In the entries below, find the lines that contain the word "size" and copy them.

··· LISTED ENTRIES ···

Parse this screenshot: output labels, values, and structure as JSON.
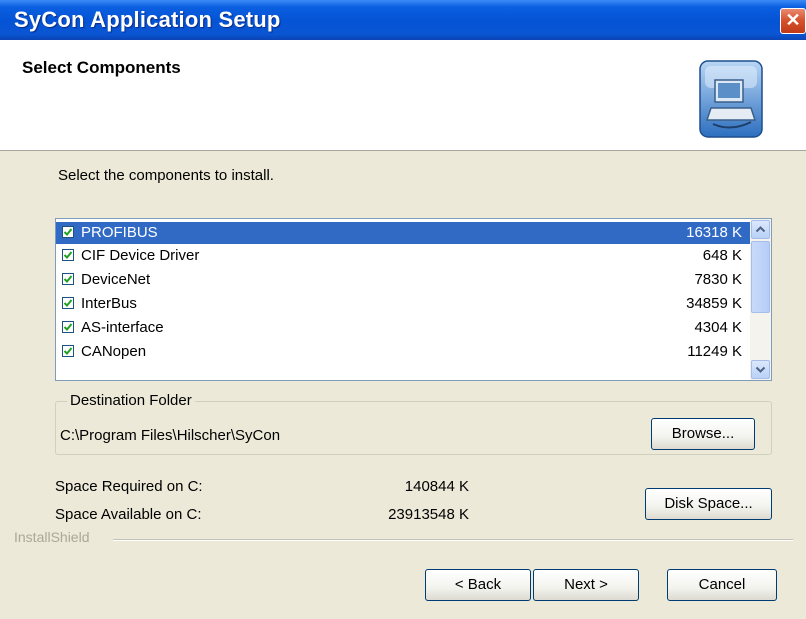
{
  "window": {
    "title": "SyCon Application Setup"
  },
  "header": {
    "title": "Select Components"
  },
  "instruction": "Select the components to install.",
  "components": [
    {
      "name": "PROFIBUS",
      "size": "16318 K",
      "checked": true,
      "selected": true
    },
    {
      "name": "CIF Device Driver",
      "size": "648 K",
      "checked": true,
      "selected": false
    },
    {
      "name": "DeviceNet",
      "size": "7830 K",
      "checked": true,
      "selected": false
    },
    {
      "name": "InterBus",
      "size": "34859 K",
      "checked": true,
      "selected": false
    },
    {
      "name": "AS-interface",
      "size": "4304 K",
      "checked": true,
      "selected": false
    },
    {
      "name": "CANopen",
      "size": "11249 K",
      "checked": true,
      "selected": false
    }
  ],
  "destination": {
    "label": "Destination Folder",
    "path": "C:\\Program Files\\Hilscher\\SyCon",
    "browse_label": "Browse..."
  },
  "space": {
    "required_label": "Space Required on C:",
    "required_value": "140844 K",
    "available_label": "Space Available on C:",
    "available_value": "23913548 K",
    "disk_space_label": "Disk Space..."
  },
  "installshield_label": "InstallShield",
  "buttons": {
    "back": "< Back",
    "next": "Next >",
    "cancel": "Cancel"
  },
  "colors": {
    "titlebar": "#0554d6",
    "selection": "#316ac5",
    "dialog_bg": "#ece9d8"
  }
}
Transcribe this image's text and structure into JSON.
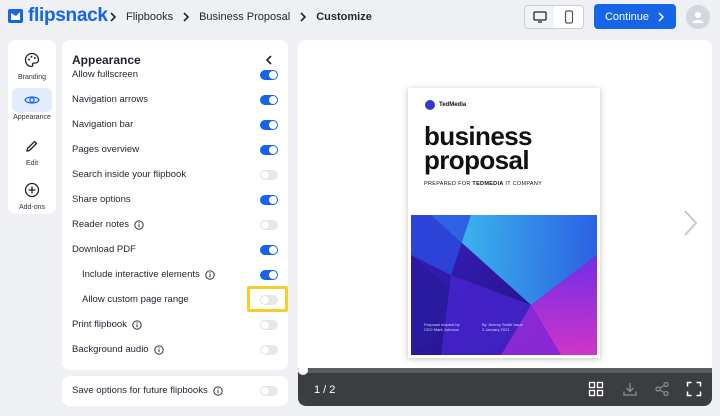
{
  "header": {
    "logo_text": "flipsnack",
    "breadcrumbs": [
      "Flipbooks",
      "Business Proposal",
      "Customize"
    ],
    "continue_label": "Continue",
    "brand_color": "#1565e6"
  },
  "rail": {
    "items": [
      {
        "label": "Branding",
        "icon": "palette-icon"
      },
      {
        "label": "Appearance",
        "icon": "eye-icon"
      },
      {
        "label": "Edit",
        "icon": "pencil-icon"
      },
      {
        "label": "Add-ons",
        "icon": "plus-circle-icon"
      }
    ]
  },
  "panel": {
    "title": "Appearance",
    "rows": [
      {
        "label": "Allow fullscreen",
        "on": true
      },
      {
        "label": "Navigation arrows",
        "on": true
      },
      {
        "label": "Navigation bar",
        "on": true
      },
      {
        "label": "Pages overview",
        "on": true
      },
      {
        "label": "Search inside your flipbook",
        "on": false
      },
      {
        "label": "Share options",
        "on": true
      },
      {
        "label": "Reader notes",
        "on": false,
        "info": true
      },
      {
        "label": "Download PDF",
        "on": true
      },
      {
        "label": "Include interactive elements",
        "on": true,
        "info": true,
        "indent": true
      },
      {
        "label": "Allow custom page range",
        "on": false,
        "indent": true
      },
      {
        "label": "Print flipbook",
        "on": false,
        "info": true
      },
      {
        "label": "Background audio",
        "on": false,
        "info": true
      }
    ],
    "save_options": {
      "label": "Save options for future flipbooks",
      "on": false,
      "info": true
    }
  },
  "preview": {
    "brand": "TedMedia",
    "doc_title_line1": "business",
    "doc_title_line2": "proposal",
    "doc_subtitle_prefix": "PREPARED FOR ",
    "doc_subtitle_bold": "TEDMEDIA",
    "doc_subtitle_suffix": " IT COMPANY",
    "art_left_line1": "Proposal request by",
    "art_left_line2": "CEO Mark Johnson",
    "art_right_line1": "By Jeremy Smith Issue",
    "art_right_line2": "3 January 2021",
    "page_counter": "1 / 2",
    "progress": 0
  },
  "colors": {
    "toggle_on": "#1565e6",
    "toggle_off": "#e6e8eb",
    "highlight": "#f6cd2a",
    "player_bg": "#3b3d40"
  }
}
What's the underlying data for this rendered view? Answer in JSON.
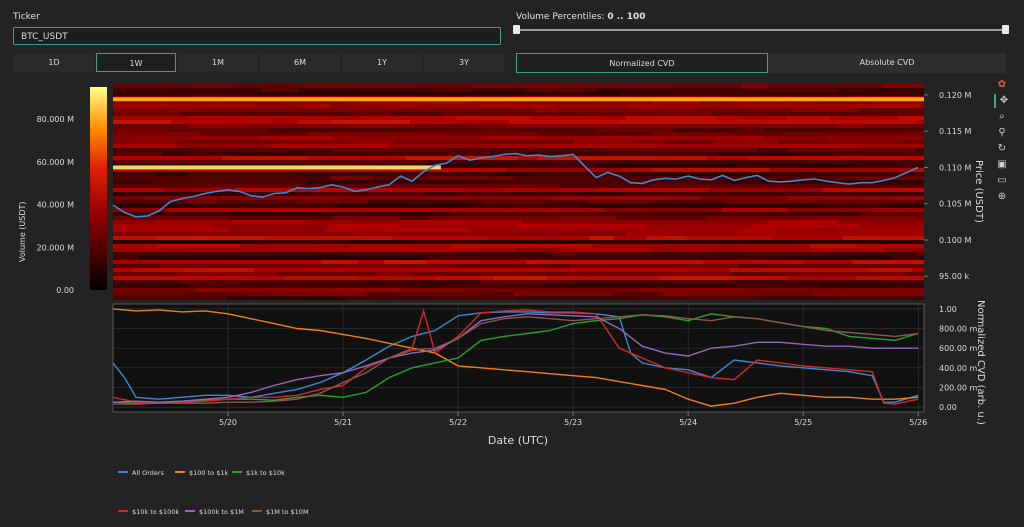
{
  "ticker": {
    "label": "Ticker",
    "value": "BTC_USDT"
  },
  "volume_percentiles": {
    "label": "Volume Percentiles:",
    "value": "0 .. 100",
    "min": 0,
    "max": 100
  },
  "time_ranges": [
    {
      "label": "1D",
      "active": false
    },
    {
      "label": "1W",
      "active": true
    },
    {
      "label": "1M",
      "active": false
    },
    {
      "label": "6M",
      "active": false
    },
    {
      "label": "1Y",
      "active": false
    },
    {
      "label": "3Y",
      "active": false
    }
  ],
  "cvd_modes": [
    {
      "label": "Normalized CVD",
      "active": true
    },
    {
      "label": "Absolute CVD",
      "active": false
    }
  ],
  "modebar_icons": [
    "plotly-logo-icon",
    "pan-icon",
    "zoom-icon",
    "zoom-in-icon",
    "reset-icon",
    "camera-icon",
    "hover-icon",
    "crosshair-icon"
  ],
  "colors": {
    "accent": "#3fa18d",
    "background": "#232323",
    "plot_bg": "#111111"
  },
  "chart_data": [
    {
      "type": "heatmap",
      "title": "",
      "colorbar": {
        "label": "Volume (USDT)",
        "ticks": [
          "0.00",
          "20.000 M",
          "40.000 M",
          "60.000 M",
          "80.000 M"
        ],
        "tick_values": [
          0,
          20000000,
          40000000,
          60000000,
          80000000
        ],
        "range": [
          0,
          95000000
        ]
      },
      "ylabel": "Price (USDT)",
      "yticks": [
        "95.00 k",
        "0.100 M",
        "0.105 M",
        "0.110 M",
        "0.115 M",
        "0.120 M"
      ],
      "ytick_values": [
        95000,
        100000,
        105000,
        110000,
        115000,
        120000
      ],
      "ylim": [
        92000,
        121500
      ],
      "xlim": [
        0,
        7.05
      ],
      "price_line": {
        "color": "#3b8bd0",
        "x": [
          0,
          0.1,
          0.2,
          0.3,
          0.4,
          0.5,
          0.6,
          0.7,
          0.8,
          0.9,
          1.0,
          1.1,
          1.2,
          1.3,
          1.4,
          1.5,
          1.6,
          1.7,
          1.8,
          1.9,
          2.0,
          2.1,
          2.2,
          2.3,
          2.4,
          2.5,
          2.6,
          2.7,
          2.8,
          2.9,
          3.0,
          3.1,
          3.2,
          3.3,
          3.4,
          3.5,
          3.6,
          3.7,
          3.8,
          3.9,
          4.0,
          4.1,
          4.2,
          4.3,
          4.4,
          4.5,
          4.6,
          4.7,
          4.8,
          4.9,
          5.0,
          5.1,
          5.2,
          5.3,
          5.4,
          5.5,
          5.6,
          5.7,
          5.8,
          5.9,
          6.0,
          6.1,
          6.2,
          6.3,
          6.4,
          6.5,
          6.6,
          6.7,
          6.8,
          6.9,
          7.0
        ],
        "y": [
          104800,
          103800,
          103200,
          103300,
          104000,
          105300,
          105700,
          106000,
          106400,
          106700,
          106900,
          106700,
          106100,
          105900,
          106400,
          106500,
          107200,
          107100,
          107200,
          107600,
          107300,
          106700,
          106900,
          107300,
          107600,
          108800,
          108100,
          109400,
          110300,
          110600,
          111600,
          111000,
          111300,
          111500,
          111800,
          111900,
          111600,
          111700,
          111500,
          111600,
          111800,
          110200,
          108600,
          109300,
          108800,
          107900,
          107800,
          108300,
          108500,
          108400,
          108800,
          108400,
          108300,
          108900,
          108200,
          108600,
          108900,
          108100,
          108000,
          108100,
          108300,
          108400,
          108100,
          107900,
          107700,
          107900,
          107900,
          108200,
          108600,
          109300,
          110000
        ]
      },
      "bright_bands": [
        {
          "price": 119400,
          "x_start": 0,
          "x_end": 7.05,
          "intensity": 0.62
        },
        {
          "price": 110000,
          "x_start": 0,
          "x_end": 2.85,
          "intensity": 0.8
        }
      ]
    },
    {
      "type": "line",
      "title": "",
      "xlabel": "Date (UTC)",
      "ylabel": "Normalized CVD (arb. u.)",
      "categories": [
        "5/20",
        "5/21",
        "5/22",
        "5/23",
        "5/24",
        "5/25",
        "5/26"
      ],
      "category_x": [
        1,
        2,
        3,
        4,
        5,
        6,
        7
      ],
      "xlim": [
        0,
        7.05
      ],
      "ylim": [
        -0.05,
        1.05
      ],
      "yticks": [
        "0.00",
        "200.00 m",
        "400.00 m",
        "600.00 m",
        "800.00 m",
        "1.00"
      ],
      "ytick_values": [
        0,
        0.2,
        0.4,
        0.6,
        0.8,
        1.0
      ],
      "grid": true,
      "legend_position": "bottom-left",
      "series": [
        {
          "name": "All Orders",
          "color": "#3b8bd0",
          "x": [
            0,
            0.1,
            0.2,
            0.4,
            0.6,
            0.8,
            1.0,
            1.2,
            1.4,
            1.6,
            1.8,
            2.0,
            2.2,
            2.4,
            2.6,
            2.8,
            3.0,
            3.2,
            3.4,
            3.6,
            3.8,
            4.0,
            4.2,
            4.4,
            4.5,
            4.6,
            4.8,
            5.0,
            5.2,
            5.4,
            5.6,
            5.8,
            6.0,
            6.2,
            6.4,
            6.6,
            6.7,
            6.8,
            7.0
          ],
          "y": [
            0.45,
            0.3,
            0.1,
            0.08,
            0.1,
            0.12,
            0.12,
            0.1,
            0.14,
            0.18,
            0.25,
            0.35,
            0.48,
            0.62,
            0.72,
            0.78,
            0.93,
            0.96,
            0.97,
            0.97,
            0.96,
            0.96,
            0.95,
            0.92,
            0.55,
            0.45,
            0.4,
            0.38,
            0.3,
            0.48,
            0.45,
            0.42,
            0.4,
            0.38,
            0.36,
            0.32,
            0.05,
            0.05,
            0.12
          ]
        },
        {
          "name": "$100 to $1k",
          "color": "#f07f18",
          "x": [
            0,
            0.2,
            0.4,
            0.6,
            0.8,
            1.0,
            1.2,
            1.4,
            1.6,
            1.8,
            2.0,
            2.2,
            2.4,
            2.6,
            2.8,
            3.0,
            3.2,
            3.4,
            3.6,
            3.8,
            4.0,
            4.2,
            4.4,
            4.6,
            4.8,
            5.0,
            5.2,
            5.4,
            5.6,
            5.8,
            6.0,
            6.2,
            6.4,
            6.6,
            6.8,
            7.0
          ],
          "y": [
            1.0,
            0.98,
            0.99,
            0.97,
            0.98,
            0.95,
            0.9,
            0.85,
            0.8,
            0.78,
            0.74,
            0.7,
            0.65,
            0.6,
            0.55,
            0.42,
            0.4,
            0.38,
            0.36,
            0.34,
            0.32,
            0.3,
            0.26,
            0.22,
            0.18,
            0.08,
            0.01,
            0.04,
            0.1,
            0.14,
            0.12,
            0.1,
            0.1,
            0.08,
            0.08,
            0.1
          ]
        },
        {
          "name": "$1k to $10k",
          "color": "#2ca02c",
          "x": [
            0,
            0.2,
            0.4,
            0.6,
            0.8,
            1.0,
            1.2,
            1.4,
            1.6,
            1.8,
            2.0,
            2.2,
            2.4,
            2.6,
            2.8,
            3.0,
            3.2,
            3.4,
            3.6,
            3.8,
            4.0,
            4.2,
            4.4,
            4.6,
            4.8,
            5.0,
            5.2,
            5.4,
            5.6,
            5.8,
            6.0,
            6.2,
            6.4,
            6.6,
            6.8,
            7.0
          ],
          "y": [
            0.05,
            0.04,
            0.05,
            0.06,
            0.07,
            0.08,
            0.08,
            0.07,
            0.1,
            0.12,
            0.1,
            0.15,
            0.3,
            0.4,
            0.45,
            0.5,
            0.68,
            0.72,
            0.75,
            0.78,
            0.85,
            0.88,
            0.9,
            0.94,
            0.92,
            0.88,
            0.95,
            0.92,
            0.9,
            0.86,
            0.82,
            0.8,
            0.72,
            0.7,
            0.68,
            0.75
          ]
        },
        {
          "name": "$10k to $100k",
          "color": "#d62728",
          "x": [
            0,
            0.2,
            0.4,
            0.6,
            0.8,
            1.0,
            1.2,
            1.4,
            1.6,
            1.8,
            2.0,
            2.2,
            2.4,
            2.6,
            2.7,
            2.8,
            3.0,
            3.2,
            3.4,
            3.6,
            3.8,
            4.0,
            4.2,
            4.4,
            4.6,
            4.8,
            5.0,
            5.2,
            5.4,
            5.6,
            5.8,
            6.0,
            6.2,
            6.4,
            6.6,
            6.7,
            6.8,
            7.0
          ],
          "y": [
            0.1,
            0.05,
            0.04,
            0.05,
            0.06,
            0.08,
            0.1,
            0.1,
            0.12,
            0.18,
            0.22,
            0.4,
            0.5,
            0.6,
            0.98,
            0.55,
            0.72,
            0.96,
            0.98,
            0.99,
            0.97,
            0.97,
            0.95,
            0.6,
            0.5,
            0.4,
            0.35,
            0.3,
            0.28,
            0.48,
            0.45,
            0.42,
            0.4,
            0.38,
            0.36,
            0.04,
            0.03,
            0.08
          ]
        },
        {
          "name": "$100k to $1M",
          "color": "#9467bd",
          "x": [
            0,
            0.2,
            0.4,
            0.6,
            0.8,
            1.0,
            1.2,
            1.4,
            1.6,
            1.8,
            2.0,
            2.2,
            2.4,
            2.6,
            2.8,
            3.0,
            3.2,
            3.4,
            3.6,
            3.8,
            4.0,
            4.2,
            4.4,
            4.6,
            4.8,
            5.0,
            5.2,
            5.4,
            5.6,
            5.8,
            6.0,
            6.2,
            6.4,
            6.6,
            6.8,
            7.0
          ],
          "y": [
            0.05,
            0.06,
            0.05,
            0.06,
            0.08,
            0.1,
            0.15,
            0.22,
            0.28,
            0.32,
            0.35,
            0.42,
            0.5,
            0.55,
            0.58,
            0.7,
            0.88,
            0.92,
            0.95,
            0.94,
            0.93,
            0.92,
            0.8,
            0.62,
            0.55,
            0.52,
            0.6,
            0.62,
            0.66,
            0.66,
            0.64,
            0.62,
            0.62,
            0.6,
            0.6,
            0.6
          ]
        },
        {
          "name": "$1M to $10M",
          "color": "#8c564b",
          "x": [
            0,
            0.2,
            0.4,
            0.6,
            0.8,
            1.0,
            1.2,
            1.4,
            1.6,
            1.8,
            2.0,
            2.2,
            2.4,
            2.6,
            2.8,
            3.0,
            3.2,
            3.4,
            3.6,
            3.8,
            4.0,
            4.2,
            4.4,
            4.6,
            4.8,
            5.0,
            5.2,
            5.4,
            5.6,
            5.8,
            6.0,
            6.2,
            6.4,
            6.6,
            6.8,
            7.0
          ],
          "y": [
            0.03,
            0.03,
            0.04,
            0.04,
            0.04,
            0.05,
            0.05,
            0.06,
            0.08,
            0.14,
            0.25,
            0.35,
            0.5,
            0.58,
            0.6,
            0.7,
            0.85,
            0.9,
            0.92,
            0.9,
            0.88,
            0.9,
            0.92,
            0.94,
            0.93,
            0.9,
            0.88,
            0.92,
            0.9,
            0.86,
            0.82,
            0.78,
            0.76,
            0.74,
            0.72,
            0.75
          ]
        }
      ]
    }
  ]
}
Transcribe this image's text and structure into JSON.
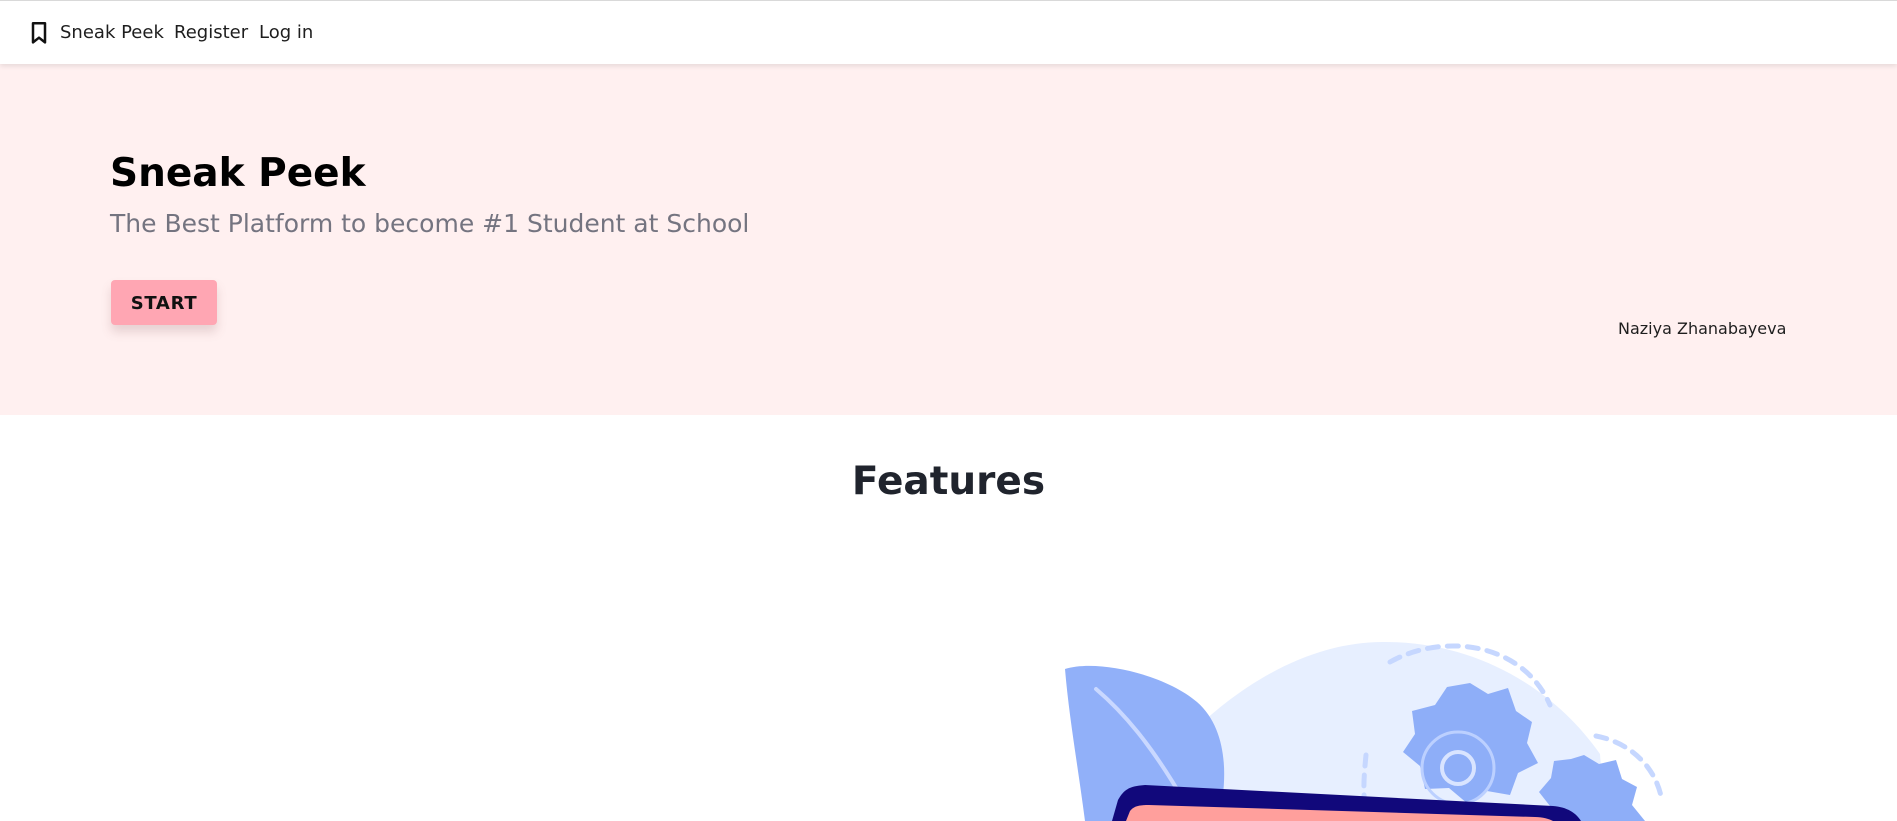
{
  "navbar": {
    "brand": {
      "label": "Sneak Peek",
      "icon": "bookmark-icon"
    },
    "links": [
      {
        "label": "Register"
      },
      {
        "label": "Log in"
      }
    ]
  },
  "hero": {
    "title": "Sneak Peek",
    "subtitle": "The Best Platform to become #1 Student at School",
    "button_label": "START",
    "author": "Naziya Zhanabayeva",
    "colors": {
      "background": "#fff0f0",
      "button": "#ffa6b3"
    }
  },
  "features": {
    "title": "Features",
    "illustration": {
      "icons": [
        "leaf-icon",
        "gear-icon",
        "small-gear-icon",
        "device-frame"
      ],
      "colors": {
        "blob": "#e7efff",
        "leaf": "#91b0f9",
        "gear": "#8eaef8",
        "frame": "#11087b",
        "screen": "#ff9f9c"
      }
    }
  }
}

···

THE SOLUTION —
      "size": "16318 K",
      "size": "648 K",
      "size": "7830 K",
      "size": "34859 K",
      "size": "4304 K",
      "size": "11249 K",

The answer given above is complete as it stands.